# Odd sighting...



## J. S. Bach (Sep 20, 2015)

...in a friend's Chessie System based HO layout:







I did say Chessie System based:


And for some reason the Queen heard about it and had her personal Manor Class 4-6-0 fired up, her private car prepared, and came over to see what was going on:


----------



## Big Ed (Jun 16, 2009)

He's has a Chessie locomotive addiction problem, he has it bad, huh? 
One they go that far I don't think there is a cure.

He will probably paint that to match the rest.


----------



## J. S. Bach (Sep 20, 2015)

Bad is not the word!! That is only his HO; his O (mainly three-rail) is expanding to fill its assigned room (Boyle's Law?) The UK stuff is mine, I took it over just to see how the Branchline equipment ran. His first comment: "Bachmann? It might make it around the layout once or twice, but....." After several trips as smoothly done as an Atlas; well, he was surprised.

Actually, I am thinking of painting an SD40T-2 in Freightliner colors; John Deere green and Cat yellow will do well for me. Oddly, the Athearn unassembled SD40T-2 that I found on ebay at the time that I was considering the job came from the UK! And for purchased less than some others (assembled and running) from here in the States.

The second wall, there is a third out of view to the right:




One last view of an impossible "lash-up"  :


----------



## Cycleops (Dec 6, 2014)

And I thought I was addicted!


----------



## /6 matt (Jul 7, 2015)

**In a singsong voice** one of these things just doesn't belong here!


----------



## TGP (Sep 6, 2015)

Just wondering , of this layout is anywhere near, Charlotte, 
maybe try and visit while over at the LIonel open house, 

and 6 MATT, have you been to the Smokey Mountain RR. open houses at any time
thanks


----------



## J. S. Bach (Sep 20, 2015)

No, it is in Baltimore.


----------



## santafealltheway (Nov 27, 2012)

Holy crap! that pile of boxes tho.... wow..


----------



## Genetk44 (Feb 26, 2016)

J. S. Bach said:


> ...in a friend's Chessie System based HO layout:
> 
> 
> 
> ...



Sheds!!! Jolly good!!!


----------



## trainguru (Jun 28, 2011)

God Save the Queen!


----------

◆ ◆ ◆

▶ Given task 1
In the forum thread, in which city is the friend's HO layout?
▶ Given task 2
From the forum thread, copy word for word the passage that begins with the words "And for some" and ends with "(Jun 16, 2009)".

▶ Material supplied
◆ ◆ ◆

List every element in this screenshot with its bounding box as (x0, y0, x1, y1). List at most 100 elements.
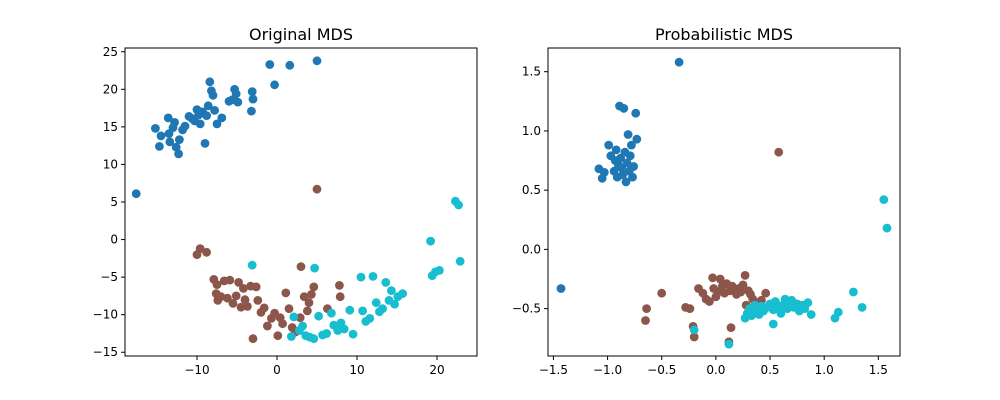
data-point (378, 304, 387, 314)
x-tick-label: −10 (184, 363, 209, 377)
y-tick-label: 1.5 (522, 65, 541, 79)
data-point (248, 334, 258, 344)
x-tick-label: −1.0 (593, 363, 622, 377)
data-point (284, 304, 294, 314)
data-point (768, 319, 778, 329)
data-point (345, 305, 355, 315)
data-point (774, 147, 784, 157)
data-point (247, 87, 257, 96)
data-point (627, 140, 636, 150)
data-point (205, 77, 215, 87)
data-point (247, 106, 256, 116)
data-point (356, 272, 366, 282)
data-point (307, 290, 316, 299)
data-point (210, 106, 220, 115)
chart-panel-1: −10 0 10 20 −15 −10 −5 0 5 10 15 20 25 Original MDS (93, 25, 478, 377)
data-point (231, 89, 241, 99)
data-point (726, 323, 736, 332)
x-tick-label: 10 (349, 363, 364, 377)
data-point (348, 329, 358, 339)
data-point (371, 298, 381, 308)
data-point (674, 57, 684, 67)
data-point (455, 256, 465, 266)
data-point (358, 306, 367, 316)
data-point (390, 299, 399, 309)
data-point (251, 282, 261, 292)
data-point (180, 121, 190, 131)
data-point (304, 298, 314, 308)
data-point (248, 94, 258, 104)
data-point (621, 177, 631, 187)
data-point (170, 118, 180, 127)
data-point (278, 319, 287, 329)
data-point (327, 308, 336, 318)
data-point (629, 162, 638, 171)
data-point (265, 60, 275, 69)
y-tick-label: 10 (103, 157, 118, 171)
data-point (155, 142, 164, 151)
y-tick-label: 5 (110, 195, 118, 209)
data-point (689, 325, 699, 335)
data-point (233, 97, 243, 107)
y-tick-label: −15 (93, 345, 118, 359)
data-point (131, 189, 141, 199)
data-point (200, 139, 210, 148)
data-point (849, 287, 858, 297)
data-point (339, 324, 349, 334)
data-point (240, 295, 250, 305)
data-point (642, 304, 651, 313)
data-point (225, 275, 235, 285)
data-point (287, 332, 296, 341)
data-point (685, 304, 695, 313)
data-point (622, 158, 632, 168)
data-point (618, 170, 628, 180)
plot-frame (124, 47, 478, 357)
data-point (708, 273, 717, 283)
data-point (231, 291, 241, 301)
data-point (273, 331, 283, 341)
data-point (203, 101, 213, 111)
y-tick-label: 0 (110, 233, 118, 247)
chart-title: Original MDS (249, 25, 353, 44)
series-1 (556, 57, 684, 293)
series-3 (689, 195, 892, 349)
data-point (303, 306, 312, 316)
data-point (368, 272, 378, 281)
data-point (309, 282, 319, 292)
y-tick-label: −5 (100, 270, 118, 284)
data-point (296, 262, 306, 271)
data-point (806, 310, 816, 319)
data-point (803, 298, 813, 308)
y-tick-label: 25 (103, 45, 118, 59)
data-point (556, 284, 566, 293)
data-point (289, 312, 299, 322)
data-point (715, 274, 725, 284)
data-point (217, 113, 227, 123)
data-point (156, 131, 166, 141)
x-tick-label: 0.5 (760, 363, 779, 377)
series-1 (131, 56, 322, 199)
data-point (761, 288, 771, 298)
data-point (195, 119, 205, 129)
data-point (165, 137, 175, 147)
data-point (705, 297, 714, 306)
data-point (322, 329, 331, 338)
data-point (285, 60, 295, 70)
data-point (234, 278, 244, 287)
y-tick-label: 20 (103, 82, 118, 96)
data-point (202, 111, 212, 120)
data-point (857, 303, 867, 312)
data-point (236, 302, 246, 312)
data-point (435, 266, 444, 275)
data-point (253, 296, 263, 305)
plot-frame (547, 47, 901, 357)
data-point (335, 281, 344, 290)
chart-title: Probabilistic MDS (655, 25, 793, 44)
data-point (212, 280, 222, 289)
data-point (623, 130, 633, 139)
data-point (619, 104, 629, 113)
y-tick-label: 1.0 (522, 124, 541, 138)
data-point (312, 184, 322, 194)
data-point (381, 278, 391, 287)
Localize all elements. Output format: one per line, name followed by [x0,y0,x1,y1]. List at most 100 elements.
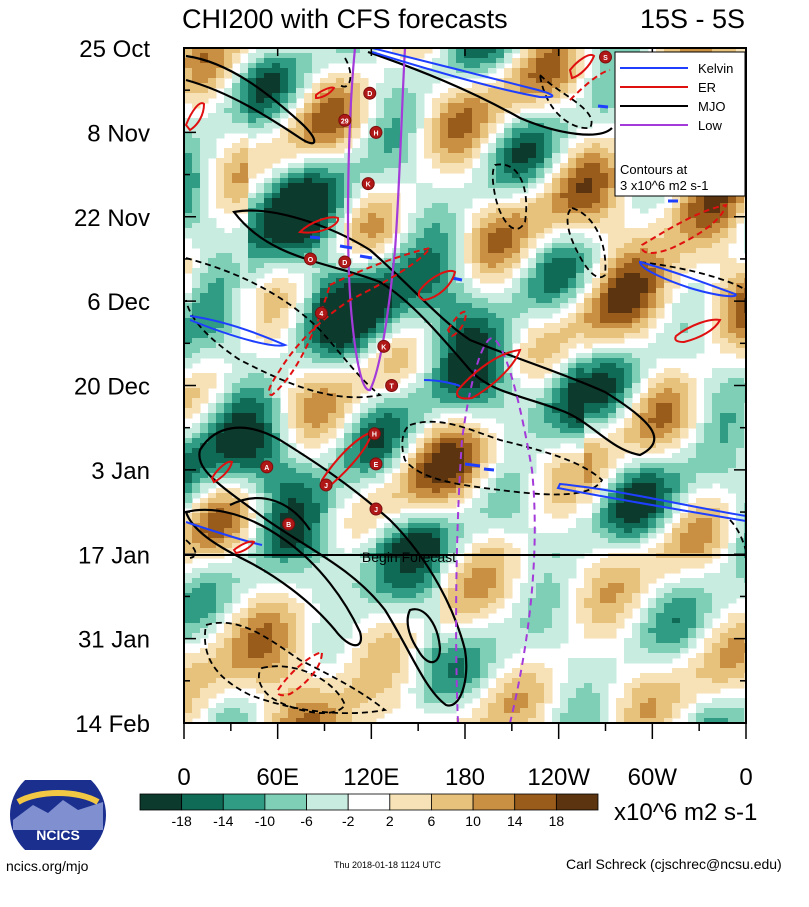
anomaly-cell [264,408,273,414]
anomaly-cell [400,393,409,399]
anomaly-cell [552,278,561,284]
anomaly-cell [432,213,441,219]
anomaly-cell [312,243,321,249]
anomaly-cell [632,323,641,329]
anomaly-cell [256,403,265,409]
anomaly-cell [232,48,241,54]
anomaly-cell [352,53,361,59]
anomaly-cell [264,113,273,119]
anomaly-cell [272,433,281,439]
anomaly-cell [288,188,297,194]
anomaly-cell [424,408,433,414]
anomaly-cell [408,428,417,434]
anomaly-cell [312,58,321,64]
anomaly-cell [464,343,473,349]
anomaly-cell [552,348,561,354]
anomaly-cell [288,128,297,134]
anomaly-cell [224,238,233,244]
anomaly-cell [496,183,505,189]
anomaly-cell [704,198,713,204]
anomaly-cell [624,248,633,254]
anomaly-cell [560,143,569,149]
anomaly-cell [720,228,729,234]
anomaly-cell [320,53,329,59]
anomaly-cell [632,333,641,339]
anomaly-cell [216,48,225,54]
anomaly-cell [256,423,265,429]
anomaly-cell [536,353,545,359]
anomaly-cell [280,413,289,419]
anomaly-cell [400,348,409,354]
anomaly-cell [240,248,249,254]
anomaly-cell [544,413,553,419]
anomaly-cell [456,193,465,199]
anomaly-cell [544,213,553,219]
anomaly-cell [536,233,545,239]
anomaly-cell [240,203,249,209]
anomaly-cell [560,343,569,349]
anomaly-cell [568,248,577,254]
anomaly-cell [520,398,529,404]
anomaly-cell [568,263,577,269]
anomaly-cell [528,458,537,464]
anomaly-cell [520,288,529,294]
anomaly-cell [416,383,425,389]
anomaly-cell [416,243,425,249]
anomaly-cell [736,48,745,54]
anomaly-cell [192,53,201,59]
anomaly-cell [288,458,297,464]
anomaly-cell [544,333,553,339]
anomaly-cell [280,178,289,184]
anomaly-cell [600,263,609,269]
anomaly-cell [656,278,665,284]
anomaly-cell [384,458,393,464]
anomaly-cell [496,163,505,169]
anomaly-cell [640,198,649,204]
anomaly-cell [200,458,209,464]
anomaly-cell [368,138,377,144]
anomaly-cell [512,133,521,139]
anomaly-cell [200,263,209,269]
anomaly-cell [344,133,353,139]
anomaly-cell [368,58,377,64]
anomaly-cell [456,133,465,139]
anomaly-cell [576,168,585,174]
anomaly-cell [592,378,601,384]
anomaly-cell [488,103,497,109]
anomaly-cell [576,313,585,319]
anomaly-cell [512,213,521,219]
anomaly-cell [552,413,561,419]
anomaly-cell [280,73,289,79]
anomaly-cell [544,223,553,229]
anomaly-cell [648,358,657,364]
anomaly-cell [528,178,537,184]
anomaly-cell [208,353,217,359]
anomaly-cell [248,403,257,409]
anomaly-cell [440,253,449,259]
anomaly-cell [616,353,625,359]
anomaly-cell [392,368,401,374]
anomaly-cell [360,113,369,119]
anomaly-cell [456,98,465,104]
anomaly-cell [592,338,601,344]
anomaly-cell [688,393,697,399]
anomaly-cell [328,103,337,109]
anomaly-cell [528,183,537,189]
anomaly-cell [504,213,513,219]
anomaly-cell [224,48,233,54]
anomaly-cell [344,108,353,114]
anomaly-cell [272,318,281,324]
anomaly-cell [376,268,385,274]
anomaly-cell [312,183,321,189]
anomaly-cell [440,303,449,309]
anomaly-cell [392,283,401,289]
anomaly-cell [200,118,209,124]
anomaly-cell [464,113,473,119]
anomaly-cell [504,438,513,444]
anomaly-cell [416,448,425,454]
anomaly-cell [576,193,585,199]
anomaly-cell [256,143,265,149]
anomaly-cell [616,403,625,409]
anomaly-cell [568,78,577,84]
anomaly-cell [304,58,313,64]
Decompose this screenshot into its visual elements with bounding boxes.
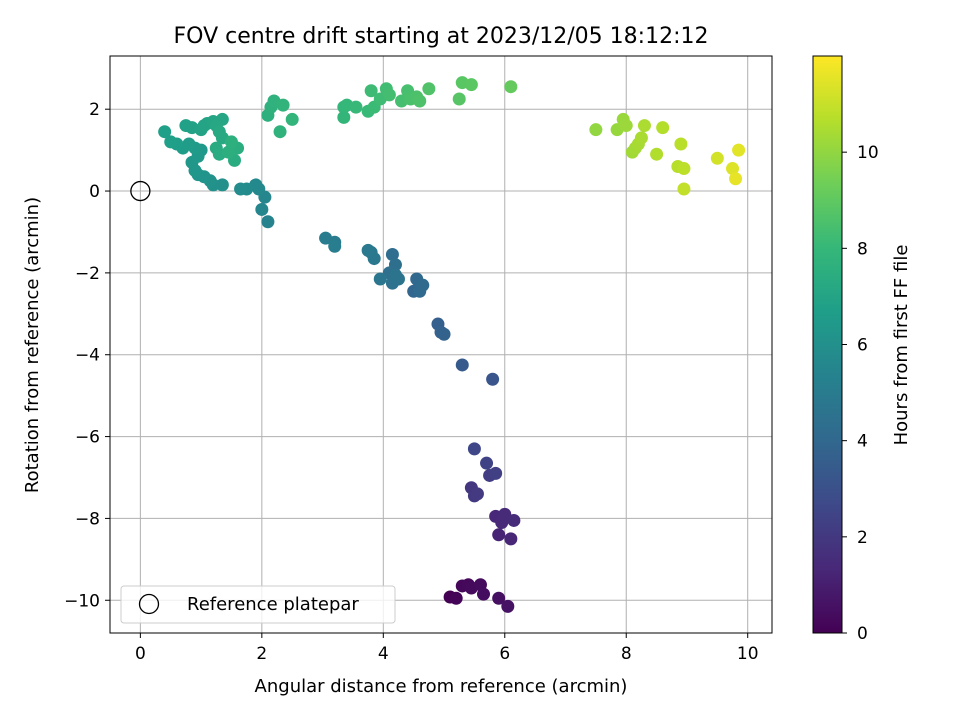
points-layer [130,76,746,613]
data-point [413,94,427,108]
data-point [391,272,405,286]
data-point [361,243,375,257]
x-tick-label: 4 [378,644,389,664]
data-point [589,123,603,137]
colorbar-tick-label: 2 [857,528,868,548]
data-point [373,272,387,286]
legend: Reference platepar [120,585,396,624]
colorbar: 0 2 4 6 8 10 Hours from first FF file [812,55,912,644]
data-point [416,278,430,292]
x-tick-label: 0 [135,644,146,664]
data-point [492,591,506,605]
data-point [619,119,633,133]
data-point [504,80,518,94]
data-point [492,528,506,542]
data-point [449,591,463,605]
data-point [337,110,351,124]
data-point [634,131,648,145]
y-tick-label: −4 [75,346,100,366]
data-point [261,215,275,229]
data-point [501,599,515,613]
data-point [677,162,691,176]
legend-entry-label: Reference platepar [187,594,359,615]
data-point [498,507,512,521]
data-point [477,587,491,601]
colorbar-tick-label: 4 [857,432,868,452]
data-point [464,78,478,92]
data-point [470,487,484,501]
colorbar-tick-label: 0 [857,624,868,644]
data-point [385,247,399,261]
data-point [364,84,378,98]
legend-reference-marker [138,593,160,615]
data-point [455,358,469,372]
data-point [504,532,518,546]
data-point [328,239,342,253]
data-point [489,466,503,480]
x-tick-label: 8 [621,644,632,664]
data-point [729,172,743,186]
grid-layer [110,56,772,633]
data-point [656,121,670,135]
x-axis-ticks: 0 2 4 6 8 10 [135,633,759,664]
data-point [726,162,740,176]
data-point [273,125,287,139]
x-tick-label: 10 [737,644,759,664]
colorbar-ticks: 0 2 4 6 8 10 [842,143,879,644]
colorbar-label: Hours from first FF file [891,245,912,446]
data-point [732,143,746,157]
data-point [677,182,691,196]
x-axis-label: Angular distance from reference (arcmin) [255,676,628,697]
data-point [224,135,238,149]
data-point [452,92,466,106]
data-point [221,145,235,159]
data-point [507,513,521,527]
data-point [319,231,333,245]
data-point [422,82,436,96]
data-point [480,456,494,470]
data-point [437,327,451,341]
data-point [382,88,396,102]
data-point [158,125,172,139]
data-point [164,135,178,149]
reference-platepar-marker [130,180,151,202]
data-point [674,137,688,151]
plot-area-frame [109,55,773,634]
data-point [255,202,269,216]
data-point [276,98,290,112]
y-axis-label: Rotation from reference (arcmin) [22,197,43,493]
y-axis-ticks: −10 −8 −6 −4 −2 0 2 [64,100,110,611]
data-point [349,100,363,114]
data-point [215,178,229,192]
x-tick-label: 2 [256,644,267,664]
colorbar-tick-label: 8 [857,239,868,259]
y-tick-label: −2 [75,264,100,284]
y-tick-label: −8 [75,509,100,529]
y-tick-label: −6 [75,428,100,448]
colorbar-gradient [812,55,843,634]
y-tick-label: 0 [89,182,100,202]
chart-title: FOV centre drift starting at 2023/12/05 … [174,24,709,49]
data-point [710,151,724,165]
data-point [650,147,664,161]
y-tick-label: 2 [89,100,100,120]
data-point [486,372,500,386]
colorbar-tick-label: 6 [857,336,868,356]
data-point [234,182,248,196]
data-point [637,119,651,133]
data-point [285,112,299,126]
data-point [467,442,481,456]
colorbar-tick-label: 10 [857,143,879,163]
y-tick-label: −10 [64,591,100,611]
x-tick-label: 6 [499,644,510,664]
legend-box [120,585,396,624]
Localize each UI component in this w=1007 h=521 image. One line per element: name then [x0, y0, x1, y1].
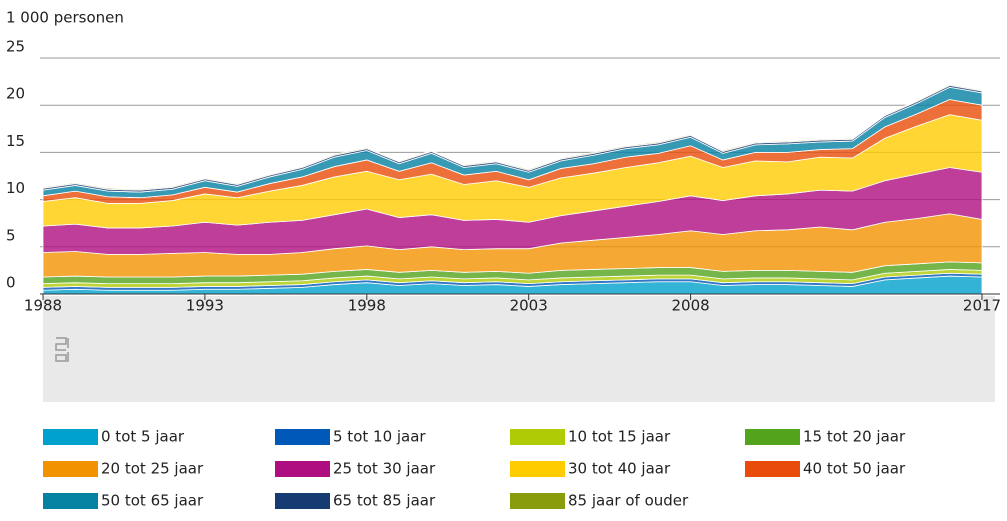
- legend-label: 20 tot 25 jaar: [101, 460, 204, 478]
- legend-swatch: [275, 493, 330, 509]
- legend-label: 10 tot 15 jaar: [568, 428, 671, 446]
- y-tick-label: 20: [6, 85, 25, 103]
- x-tick-label: 2008: [671, 297, 709, 315]
- legend-label: 5 tot 10 jaar: [333, 428, 426, 446]
- legend-swatch: [510, 461, 565, 477]
- area: [42, 84, 983, 191]
- legend-swatch: [745, 461, 800, 477]
- legend-swatch: [43, 461, 98, 477]
- legend-label: 0 tot 5 jaar: [101, 428, 185, 446]
- x-tick-label: 2017: [963, 297, 1001, 315]
- y-tick-label: 5: [6, 226, 16, 244]
- legend-swatch: [745, 429, 800, 445]
- legend-label: 25 tot 30 jaar: [333, 460, 436, 478]
- legend-swatch: [275, 429, 330, 445]
- y-tick-label: 10: [6, 179, 25, 197]
- y-tick-label: 15: [6, 132, 25, 150]
- legend-swatch: [43, 493, 98, 509]
- legend-swatch: [43, 429, 98, 445]
- x-tick-label: 1993: [186, 297, 224, 315]
- footer-panel: [43, 296, 995, 402]
- y-tick-label: 0: [6, 274, 16, 292]
- y-axis-label: 1 000 personen: [6, 9, 124, 27]
- x-tick-label: 1988: [24, 297, 62, 315]
- logo: [55, 337, 69, 362]
- legend-swatch: [275, 461, 330, 477]
- x-tick-label: 1998: [348, 297, 386, 315]
- legend-label: 30 tot 40 jaar: [568, 460, 671, 478]
- legend-label: 85 jaar of ouder: [568, 492, 689, 510]
- legend-label: 40 tot 50 jaar: [803, 460, 906, 478]
- legend-label: 65 tot 85 jaar: [333, 492, 436, 510]
- y-tick-label: 25: [6, 38, 25, 56]
- legend-label: 50 tot 65 jaar: [101, 492, 204, 510]
- legend-swatch: [510, 493, 565, 509]
- legend-swatch: [510, 429, 565, 445]
- legend-label: 15 tot 20 jaar: [803, 428, 906, 446]
- x-tick-label: 2003: [510, 297, 548, 315]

◆ ◆ ◆

▶ Task solution 1
Baltimore

▶ Task solution 2
And for some reason the Queen heard about it and had her personal Manor Class 4-6-0 fired up, her private car prepared, and came over to see what was going on:


----------



## Big Ed (Jun 16, 2009)